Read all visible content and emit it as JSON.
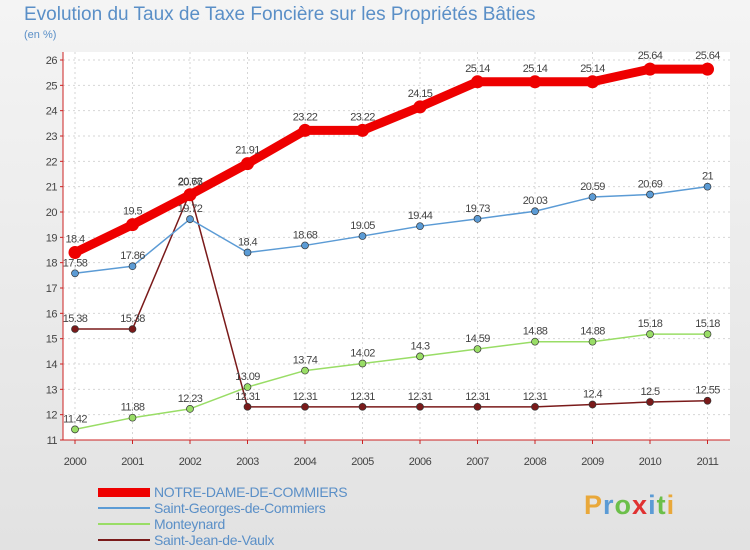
{
  "chart_data": {
    "type": "line",
    "title": "Evolution du Taux de Taxe Foncière sur les Propriétés Bâties",
    "unit_label": "(en %)",
    "xlabel": "",
    "ylabel": "(en %)",
    "x": [
      "2000",
      "2001",
      "2002",
      "2003",
      "2004",
      "2005",
      "2006",
      "2007",
      "2008",
      "2009",
      "2010",
      "2011"
    ],
    "ylim": [
      11,
      26
    ],
    "yticks": [
      11,
      12,
      13,
      14,
      15,
      16,
      17,
      18,
      19,
      20,
      21,
      22,
      23,
      24,
      25,
      26
    ],
    "grid": true,
    "series": [
      {
        "name": "NOTRE-DAME-DE-COMMIERS",
        "color": "#ee0000",
        "values": [
          18.4,
          19.5,
          20.68,
          21.91,
          23.22,
          23.22,
          24.15,
          25.14,
          25.14,
          25.14,
          25.64,
          25.64
        ],
        "labels": [
          "18.4",
          "19.5",
          "20.68",
          "21.91",
          "23.22",
          "23.22",
          "24.15",
          "25.14",
          "25.14",
          "25.14",
          "25.64",
          "25.64"
        ]
      },
      {
        "name": "Saint-Georges-de-Commiers",
        "color": "#5b9bd5",
        "values": [
          17.58,
          17.86,
          19.72,
          18.4,
          18.68,
          19.05,
          19.44,
          19.73,
          20.03,
          20.59,
          20.69,
          21
        ],
        "labels": [
          "17.58",
          "17.86",
          "19.72",
          "18.4",
          "18.68",
          "19.05",
          "19.44",
          "19.73",
          "20.03",
          "20.59",
          "20.69",
          "21"
        ]
      },
      {
        "name": "Monteynard",
        "color": "#99dd66",
        "values": [
          11.42,
          11.88,
          12.23,
          13.09,
          13.74,
          14.02,
          14.3,
          14.59,
          14.88,
          14.88,
          15.18,
          15.18
        ],
        "labels": [
          "11.42",
          "11.88",
          "12.23",
          "13.09",
          "13.74",
          "14.02",
          "14.3",
          "14.59",
          "14.88",
          "14.88",
          "15.18",
          "15.18"
        ]
      },
      {
        "name": "Saint-Jean-de-Vaulx",
        "color": "#7a1a1a",
        "values": [
          15.38,
          15.38,
          20.77,
          12.31,
          12.31,
          12.31,
          12.31,
          12.31,
          12.31,
          12.4,
          12.5,
          12.55
        ],
        "labels": [
          "15.38",
          "15.38",
          "20.77",
          "12.31",
          "12.31",
          "12.31",
          "12.31",
          "12.31",
          "12.31",
          "12.4",
          "12.5",
          "12.55"
        ]
      }
    ],
    "legend": [
      "NOTRE-DAME-DE-COMMIERS",
      "Saint-Georges-de-Commiers",
      "Monteynard",
      "Saint-Jean-de-Vaulx"
    ],
    "legend_position": "bottom-left"
  },
  "brand": {
    "letters": [
      "P",
      "r",
      "o",
      "x",
      "i",
      "t",
      "i"
    ],
    "colors": [
      "#e9a83a",
      "#5b9bd5",
      "#6cbf4a",
      "#e03131",
      "#5b9bd5",
      "#6cbf4a",
      "#e9a83a"
    ]
  }
}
════════════════
TASK TO CARRY OUT — All lines above with "DAME" in them should be returned.

TASK RESPONSE —
        "name": "NOTRE-DAME-DE-COMMIERS",
      "NOTRE-DAME-DE-COMMIERS",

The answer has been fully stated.